— Your instructions —
Render every entry exactly as it appears.

— Data records —

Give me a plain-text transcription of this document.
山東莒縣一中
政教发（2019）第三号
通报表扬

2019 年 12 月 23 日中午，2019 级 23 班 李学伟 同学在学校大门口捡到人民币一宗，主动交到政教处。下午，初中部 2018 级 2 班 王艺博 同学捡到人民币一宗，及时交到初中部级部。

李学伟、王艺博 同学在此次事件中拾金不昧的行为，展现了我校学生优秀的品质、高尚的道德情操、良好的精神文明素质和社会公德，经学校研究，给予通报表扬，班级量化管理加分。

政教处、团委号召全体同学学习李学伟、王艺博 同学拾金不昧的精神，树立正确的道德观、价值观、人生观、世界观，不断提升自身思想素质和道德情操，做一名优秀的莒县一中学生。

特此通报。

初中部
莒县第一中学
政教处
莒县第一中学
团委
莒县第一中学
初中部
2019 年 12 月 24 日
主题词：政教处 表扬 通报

— Task answer —
Give me a plain-text transcription of this document.
山東莒縣一中
政教发（2019）第三号
通报表扬

2019 年 12 月 23 日中午，2019 级 23 班 李学伟 同学在学校大门口捡到人民币一宗，主动交到政教处。下午，初中部 2018 级 2 班 王艺博 同学捡到人民币一宗，及时交到初中部级部。

李学伟、王艺博 同学在此次事件中拾金不昧的行为，展现了我校学生优秀的品质、高尚的道德情操、良好的精神文明素质和社会公德，经学校研究，给予通报表扬，班级量化管理加分。

政教处、团委号召全体同学学习李学伟、王艺博 同学拾金不昧的精神，树立正确的道德观、价值观、人生观、世界观，不断提升自身思想素质和道德情操，做一名优秀的莒县一中学生。

特此通报。

初中部
莒县第一中学
政教处
莒县第一中学
团委
莒县第一中学
初中部
2019 年 12 月 24 日
主题词：政教处 表扬 通报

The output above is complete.